◆ Page excerpt
--
Since this is Lisa's last chance to see the exhibit, she calls Homer to ask him if she can take the bus. When he initially seems uncertain, she tricks him into letting her take the bus by suggesting that she could take a limousine instead. However, Lisa boards the wrong bus; with the unsympathetic bus driver dropping her off in the middle of nowhere. At work, Homer tells Lenny and Carl that he let Lisa ride the bus alone. When they point out the error of his judgment, he leaves work to go look for her. He heads to the museum and ends up in downtown Springfield, where Lisa has hitched a ride to from Cletus. He uses a cherrypicker to get up higher. Homer and Lisa spot each other, but the vehicle's wheels creak backwards, and it rolls down a hill. It slides off the edge of a pier at the harbor into a river. Lisa tells the drawbridge operator to close the bridge, so Homer can grab on. His head is caught between the two closing halves, and he survives with nothing more than a few tire marks across his forehead.
--
Entries from a dataset

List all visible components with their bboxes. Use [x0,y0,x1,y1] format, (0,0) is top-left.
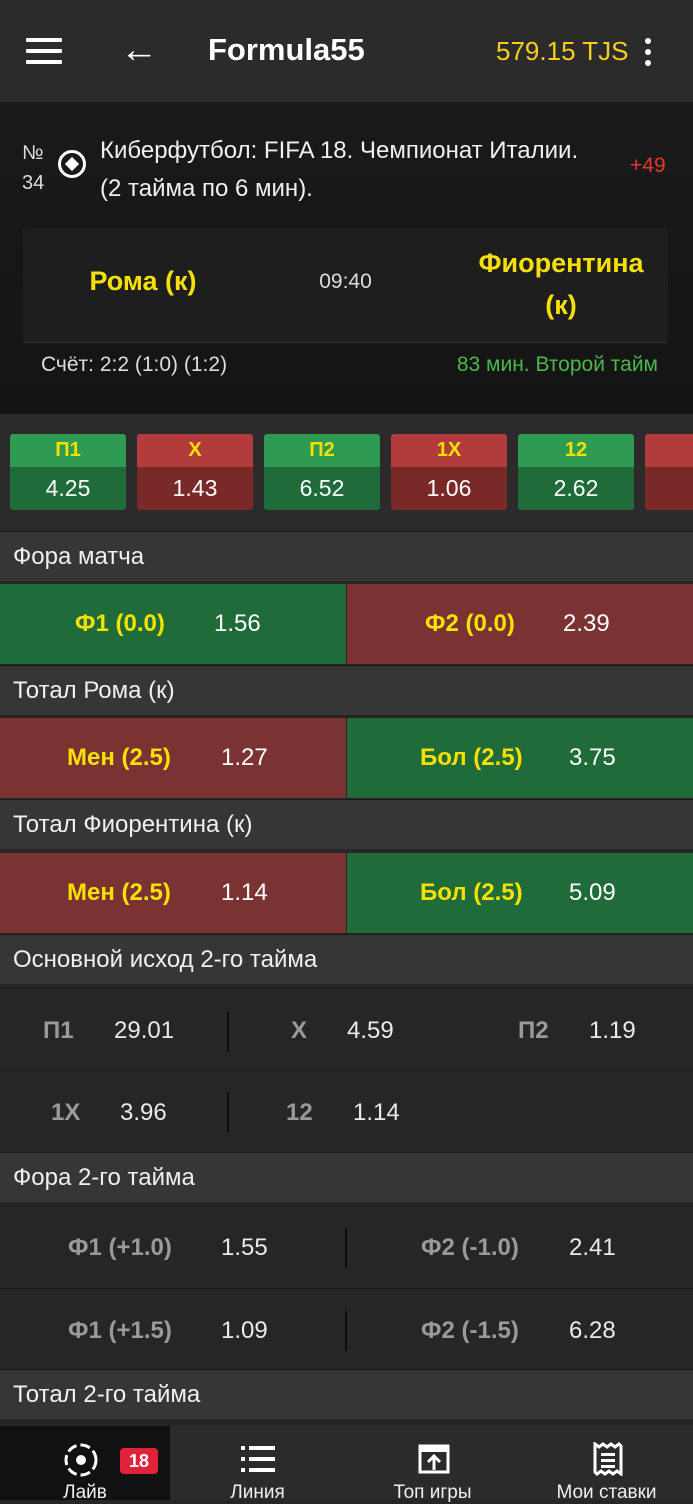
odd-value[interactable]: 29.01 [114,1017,174,1045]
odd-label[interactable]: П1 [43,1017,74,1045]
odd-label[interactable]: Ф1 (+1.0) [68,1234,172,1262]
odd-f1-button[interactable]: Ф1 (0.0) 1.56 [0,584,346,664]
odd-label[interactable]: 12 [286,1099,313,1127]
time-status: 83 мин. Второй тайм [456,353,658,376]
live-icon [64,1443,98,1477]
market-row-total-team1: Мен (2.5) 1.27 Бол (2.5) 3.75 [0,718,693,798]
scoreboard: Рома (к) 09:40 Фиорентина (к) [23,228,668,342]
odd-chip-p2[interactable]: П2 6.52 [264,434,380,510]
odd-label[interactable]: Ф2 (-1.5) [421,1317,519,1345]
score-line: Счёт: 2:2 (1:0) (1:2) 83 мин. Второй тай… [23,342,668,382]
odd-under-button[interactable]: Мен (2.5) 1.14 [0,853,346,933]
odd-label[interactable]: П2 [518,1017,549,1045]
more-options-icon[interactable] [645,38,653,71]
odd-value[interactable]: 2.41 [569,1234,616,1262]
match-number: № 34 [22,142,45,194]
odd-chip-x[interactable]: X 1.43 [137,434,253,510]
market-row-result-2nd-half-2: 1X 3.96 12 1.14 [0,1070,693,1150]
team2-name: Фиорентина (к) [478,248,644,320]
market-row-handicap-2nd-half-1: Ф1 (+1.0) 1.55 Ф2 (-1.0) 2.41 [0,1205,693,1285]
odd-value[interactable]: 1.14 [353,1099,400,1127]
receipt-icon [593,1442,623,1476]
odd-chip-12[interactable]: 12 2.62 [518,434,634,510]
market-title-total-team2[interactable]: Тотал Фиорентина (к) [0,799,693,849]
live-count-badge: 18 [120,1448,158,1474]
nav-live[interactable]: 18 Лайв [0,1426,170,1503]
odd-over-button[interactable]: Бол (2.5) 5.09 [347,853,693,933]
team1-name: Рома (к) [89,266,197,296]
quick-odds-row: П1 4.25 X 1.43 П2 6.52 1X 1.06 12 2.62 2… [0,414,693,530]
app-title: Formula55 [208,32,365,67]
score-text: Счёт: 2:2 (1:0) (1:2) [41,353,228,376]
market-row-handicap-2nd-half-2: Ф1 (+1.5) 1.09 Ф2 (-1.5) 6.28 [0,1288,693,1368]
odd-chip-p1[interactable]: П1 4.25 [10,434,126,510]
bottom-navigation: 18 Лайв Линия Топ игры Мои ставки [0,1426,693,1503]
nav-my-bets[interactable]: Мои ставки [520,1426,693,1503]
more-markets-count[interactable]: +49 [630,154,666,178]
soccer-ball-icon [58,150,86,178]
market-title-result-2nd-half[interactable]: Основной исход 2-го тайма [0,934,693,984]
odd-value[interactable]: 4.59 [347,1017,394,1045]
nav-line[interactable]: Линия [170,1426,345,1503]
odd-label[interactable]: 1X [51,1099,80,1127]
odd-chip-1x[interactable]: 1X 1.06 [391,434,507,510]
market-row-result-2nd-half-1: П1 29.01 X 4.59 П2 1.19 [0,988,693,1068]
list-icon [241,1446,275,1472]
balance-display[interactable]: 579.15 TJS [496,36,629,67]
odd-label[interactable]: Ф2 (-1.0) [421,1234,519,1262]
top-games-icon [418,1444,450,1474]
back-arrow-icon[interactable]: ← [120,30,158,70]
divider [345,1311,347,1351]
market-title-total-2nd-half[interactable]: Тотал 2-го тайма [0,1369,693,1419]
nav-top-games[interactable]: Топ игры [345,1426,520,1503]
league-title: Киберфутбол: FIFA 18. Чемпионат Италии. … [100,137,579,202]
market-title-handicap-2nd-half[interactable]: Фора 2-го тайма [0,1152,693,1202]
divider [345,1228,347,1268]
market-title-handicap-match[interactable]: Фора матча [0,531,693,581]
odd-label[interactable]: Ф1 (+1.5) [68,1317,172,1345]
odd-value[interactable]: 6.28 [569,1317,616,1345]
match-clock: 09:40 [319,270,372,293]
match-header: № 34 Киберфутбол: FIFA 18. Чемпионат Ита… [0,102,693,414]
market-row-total-team2: Мен (2.5) 1.14 Бол (2.5) 5.09 [0,853,693,933]
divider [227,1093,229,1133]
odd-value[interactable]: 1.55 [221,1234,268,1262]
market-row-handicap-match: Ф1 (0.0) 1.56 Ф2 (0.0) 2.39 [0,584,693,664]
hamburger-menu-icon[interactable] [26,38,62,66]
odd-value[interactable]: 3.96 [120,1099,167,1127]
odd-f2-button[interactable]: Ф2 (0.0) 2.39 [347,584,693,664]
odd-label[interactable]: X [291,1017,307,1045]
odd-chip-2[interactable]: 2 1 [645,434,693,510]
divider [227,1011,229,1051]
odd-under-button[interactable]: Мен (2.5) 1.27 [0,718,346,798]
market-title-total-team1[interactable]: Тотал Рома (к) [0,665,693,715]
odd-over-button[interactable]: Бол (2.5) 3.75 [347,718,693,798]
odd-value[interactable]: 1.19 [589,1017,636,1045]
odd-value[interactable]: 1.09 [221,1317,268,1345]
top-app-bar: ← Formula55 579.15 TJS [0,0,693,102]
--
◆ Set task 1
Return, unchanged, the rows that run from the line with "odd-value[interactable]: 29.01 [114,1017,174,1045]" up to and including the line with "market-row-result-2nd-half-2: 1X 3.96".
◆ Set task 2
Take the plot summary of Lisa's bus trip and Homer's search for her further from the point where it stops.

◆ Written reply 1
odd-value[interactable]: 29.01 [114,1017,174,1045]
odd-label[interactable]: П1 [43,1017,74,1045]
odd-label[interactable]: Ф1 (+1.0) [68,1234,172,1262]
odd-f1-button[interactable]: Ф1 (0.0) 1.56 [0,584,346,664]
odd-label[interactable]: 12 [286,1099,313,1127]
time-status: 83 мин. Второй тайм [456,353,658,376]
live-icon [64,1443,98,1477]
market-row-total-team1: Мен (2.5) 1.27 Бол (2.5) 3.75 [0,718,693,798]
scoreboard: Рома (к) 09:40 Фиорентина (к) [23,228,668,342]
odd-chip-p2[interactable]: П2 6.52 [264,434,380,510]
odd-label[interactable]: Ф2 (-1.5) [421,1317,519,1345]
score-line: Счёт: 2:2 (1:0) (1:2) 83 мин. Второй тай… [23,342,668,382]
odd-under-button[interactable]: Мен (2.5) 1.14 [0,853,346,933]
odd-label[interactable]: П2 [518,1017,549,1045]
more-options-icon[interactable] [645,38,653,71]
odd-value[interactable]: 2.41 [569,1234,616,1262]
match-number: № 34 [22,142,45,194]
odd-chip-x[interactable]: X 1.43 [137,434,253,510]
market-row-result-2nd-half-2: 1X 3.96 12 1.14 [0,1070,693,1150]

◆ Written reply 2
Meanwhile, as Bart is examined by Dr. Hibbert, Hibbert manages to trick Bart into thinking he will give him a series of painful injections in his spine to get the props off his face. Bart sweats heavily in terror, resulting in the props falling off. Hibbert then explains that terror sweat was the key to removing the superglued props; the "weapon" he used is actually a button applicator. When Marge and Bart get home, she forces Bart to apologise to Lisa for ruining her trip; as he talks to her behind her bedroom door, he is unaware that she still is not home.

With Homer and Lisa re-united, he tells her that it is all right to take risks in life. The two decide to go to the museum after all, by illegally entering, since it is now closed. While there, Homer accidentally knocks the Orb of Isis onto the floor, where it splits open, revealing it to be a music box that had gone overlooked by scientists and museum staff. Lisa concludes that what her father said about risks was right – until the alarm goes off and guard dogs chase them out of the building.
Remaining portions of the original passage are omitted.